- **Extracted text**:
Supporters of the gun measure include the state’s two U.S. senators, Democrats Dianne Feinstein and Barbara Boxer. They also include California Secretary of State Alex Padilla, state Senate President Pro Tem Kevin de Leon, numerous mayors, and the state’s two largest newspapers, the Los Angeles Times and the San Francisco Chronicle, and the fourth-largest newspaper, The Sacramento Bee.
Among those lined up against them in opposition to the measure are the California Police Chiefs Association, California State Sheriffs’ Association, Association of Deputy District Attorneys for Los Angeles County, California Correctional Peace Officers Association, California Fish & Game Wardens Association, California Reserve Peace Officers Association, Western State Sheriffs’ Association, Law Enforcement Action Network, San Francisco Veteran Police Officers Association, and Law Enforcement Alliance of America.
“We see this as a continued erosion of what we believe are Second Amendment rights,” Kern County Sheriff Donny Youngblood, president of the California State Sheriffs’ Association, told The Daily Signal in a phone interview. “California has the strictest gun laws now and they have no impact on crime because senators aren’t going to follow the law.”
Youngblood said his own personal experience showed why these laws would be bad policy.
“I’ve been the victim of a gun theft, and I didn’t realize it for several days,” Youngblood said. “I would have been in violation.”
The measure would require a license to sell a box of ammunition and a background check to purchase one. It also would create a new database.
The proposal would allow authorities to confiscate magazines that hold more than 10 rounds, something Californians already are prohibited from buying, according to the Los Angeles Assistant District Attorneys Association, one of the law enforcement groups opposing the measure.
Six-time Olympic shooting medalist Kimberly Rhode is among the highest-profile opponents.

- **Dataset**:
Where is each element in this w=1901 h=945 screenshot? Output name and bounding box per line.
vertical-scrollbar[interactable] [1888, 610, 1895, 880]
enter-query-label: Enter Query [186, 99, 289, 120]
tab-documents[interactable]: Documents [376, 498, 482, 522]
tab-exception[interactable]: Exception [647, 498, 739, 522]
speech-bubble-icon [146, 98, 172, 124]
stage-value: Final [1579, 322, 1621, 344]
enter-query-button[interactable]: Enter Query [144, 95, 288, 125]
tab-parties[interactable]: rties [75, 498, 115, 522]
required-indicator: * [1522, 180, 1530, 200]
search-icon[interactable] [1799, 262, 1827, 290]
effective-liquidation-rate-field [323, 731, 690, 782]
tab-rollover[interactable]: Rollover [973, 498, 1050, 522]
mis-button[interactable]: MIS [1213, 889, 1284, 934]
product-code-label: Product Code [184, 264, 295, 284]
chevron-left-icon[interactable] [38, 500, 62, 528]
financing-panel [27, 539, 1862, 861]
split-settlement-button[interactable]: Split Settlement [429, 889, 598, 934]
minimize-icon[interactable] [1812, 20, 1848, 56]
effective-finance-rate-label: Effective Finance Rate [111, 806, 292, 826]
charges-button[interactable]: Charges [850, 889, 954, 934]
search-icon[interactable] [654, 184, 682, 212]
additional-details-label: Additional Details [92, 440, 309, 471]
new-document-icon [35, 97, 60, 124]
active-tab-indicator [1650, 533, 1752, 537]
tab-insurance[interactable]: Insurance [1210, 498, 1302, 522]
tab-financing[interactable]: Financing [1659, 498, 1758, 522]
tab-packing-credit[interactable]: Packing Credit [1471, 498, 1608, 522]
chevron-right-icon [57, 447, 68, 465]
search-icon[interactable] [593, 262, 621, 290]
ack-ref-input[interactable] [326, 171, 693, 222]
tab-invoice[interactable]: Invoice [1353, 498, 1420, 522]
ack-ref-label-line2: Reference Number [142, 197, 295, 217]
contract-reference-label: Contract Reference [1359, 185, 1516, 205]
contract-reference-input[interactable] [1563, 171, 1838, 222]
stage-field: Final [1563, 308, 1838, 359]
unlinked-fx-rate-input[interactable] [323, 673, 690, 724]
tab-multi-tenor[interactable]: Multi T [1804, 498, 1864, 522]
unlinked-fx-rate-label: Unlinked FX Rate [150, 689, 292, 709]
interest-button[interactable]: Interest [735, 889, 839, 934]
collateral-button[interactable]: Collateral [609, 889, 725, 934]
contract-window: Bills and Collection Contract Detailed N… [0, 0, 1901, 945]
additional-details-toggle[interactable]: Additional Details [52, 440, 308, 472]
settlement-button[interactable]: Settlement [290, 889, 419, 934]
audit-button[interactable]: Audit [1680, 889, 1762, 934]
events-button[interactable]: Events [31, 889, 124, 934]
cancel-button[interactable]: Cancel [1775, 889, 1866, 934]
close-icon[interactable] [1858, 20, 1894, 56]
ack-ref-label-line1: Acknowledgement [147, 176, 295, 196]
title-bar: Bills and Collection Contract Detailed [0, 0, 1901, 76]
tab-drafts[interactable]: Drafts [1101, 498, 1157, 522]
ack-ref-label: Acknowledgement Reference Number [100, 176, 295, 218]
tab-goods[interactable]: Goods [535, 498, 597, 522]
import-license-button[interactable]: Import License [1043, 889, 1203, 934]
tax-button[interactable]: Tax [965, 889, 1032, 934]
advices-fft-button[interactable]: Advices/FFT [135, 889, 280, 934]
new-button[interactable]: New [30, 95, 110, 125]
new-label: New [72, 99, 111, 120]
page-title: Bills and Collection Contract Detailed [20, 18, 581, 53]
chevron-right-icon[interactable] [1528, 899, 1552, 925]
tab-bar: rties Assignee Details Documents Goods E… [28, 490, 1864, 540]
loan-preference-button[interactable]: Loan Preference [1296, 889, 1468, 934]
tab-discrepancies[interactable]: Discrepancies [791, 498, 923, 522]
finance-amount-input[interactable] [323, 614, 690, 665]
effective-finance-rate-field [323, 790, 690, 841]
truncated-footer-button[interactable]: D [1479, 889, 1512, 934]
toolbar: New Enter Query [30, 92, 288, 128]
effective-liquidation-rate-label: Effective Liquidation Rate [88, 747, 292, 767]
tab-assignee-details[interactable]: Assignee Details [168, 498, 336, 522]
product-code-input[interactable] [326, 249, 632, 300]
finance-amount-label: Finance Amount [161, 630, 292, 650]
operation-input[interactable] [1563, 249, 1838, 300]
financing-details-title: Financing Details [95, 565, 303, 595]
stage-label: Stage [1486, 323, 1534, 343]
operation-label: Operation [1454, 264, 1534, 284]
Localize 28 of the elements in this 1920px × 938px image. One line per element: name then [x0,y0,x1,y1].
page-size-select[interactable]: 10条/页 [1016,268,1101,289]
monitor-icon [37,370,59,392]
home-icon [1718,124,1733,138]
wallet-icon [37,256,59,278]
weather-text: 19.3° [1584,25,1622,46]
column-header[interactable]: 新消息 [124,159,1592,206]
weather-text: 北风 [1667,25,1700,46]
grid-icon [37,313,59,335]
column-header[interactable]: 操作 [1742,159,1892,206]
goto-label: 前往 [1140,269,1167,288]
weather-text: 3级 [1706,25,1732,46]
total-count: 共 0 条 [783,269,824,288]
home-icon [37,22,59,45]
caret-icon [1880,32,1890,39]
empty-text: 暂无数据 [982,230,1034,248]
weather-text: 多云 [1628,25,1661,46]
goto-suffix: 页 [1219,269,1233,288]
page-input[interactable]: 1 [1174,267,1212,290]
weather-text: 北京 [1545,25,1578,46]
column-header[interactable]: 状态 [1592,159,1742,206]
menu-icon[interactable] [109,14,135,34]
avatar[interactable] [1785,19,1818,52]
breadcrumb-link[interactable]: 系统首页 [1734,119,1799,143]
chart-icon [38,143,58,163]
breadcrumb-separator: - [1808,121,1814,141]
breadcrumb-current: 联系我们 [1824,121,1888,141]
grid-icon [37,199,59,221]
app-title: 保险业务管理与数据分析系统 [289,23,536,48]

- **Task goal**: Transcribe the full text on the California gun measure word for word. The records are distinct material and stand apart from the text on the California gun measure.

- **Exercise solution**:
Supporters of the gun measure include the state’s two U.S. senators, Democrats Dianne Feinstein and Barbara Boxer. They also include California Secretary of State Alex Padilla, state Senate President Pro Tem Kevin de Leon, numerous mayors, and the state’s two largest newspapers, the Los Angeles Times and the San Francisco Chronicle, and the fourth-largest newspaper, The Sacramento Bee.
Among those lined up against them in opposition to the measure are the California Police Chiefs Association, California State Sheriffs’ Association, Association of Deputy District Attorneys for Los Angeles County, California Correctional Peace Officers Association, California Fish & Game Wardens Association, California Reserve Peace Officers Association, Western State Sheriffs’ Association, Law Enforcement Action Network, San Francisco Veteran Police Officers Association, and Law Enforcement Alliance of America.
“We see this as a continued erosion of what we believe are Second Amendment rights,” Kern County Sheriff Donny Youngblood, president of the California State Sheriffs’ Association, told The Daily Signal in a phone interview. “California has the strictest gun laws now and they have no impact on crime because senators aren’t going to follow the law.”
Youngblood said his own personal experience showed why these laws would be bad policy.
“I’ve been the victim of a gun theft, and I didn’t realize it for several days,” Youngblood said. “I would have been in violation.”
The measure would require a license to sell a box of ammunition and a background check to purchase one. It also would create a new database.
The proposal would allow authorities to confiscate magazines that hold more than 10 rounds, something Californians already are prohibited from buying, according to the Los Angeles Assistant District Attorneys Association, one of the law enforcement groups opposing the measure.
Six-time Olympic shooting medalist Kimberly Rhode is among the highest-profile opponents.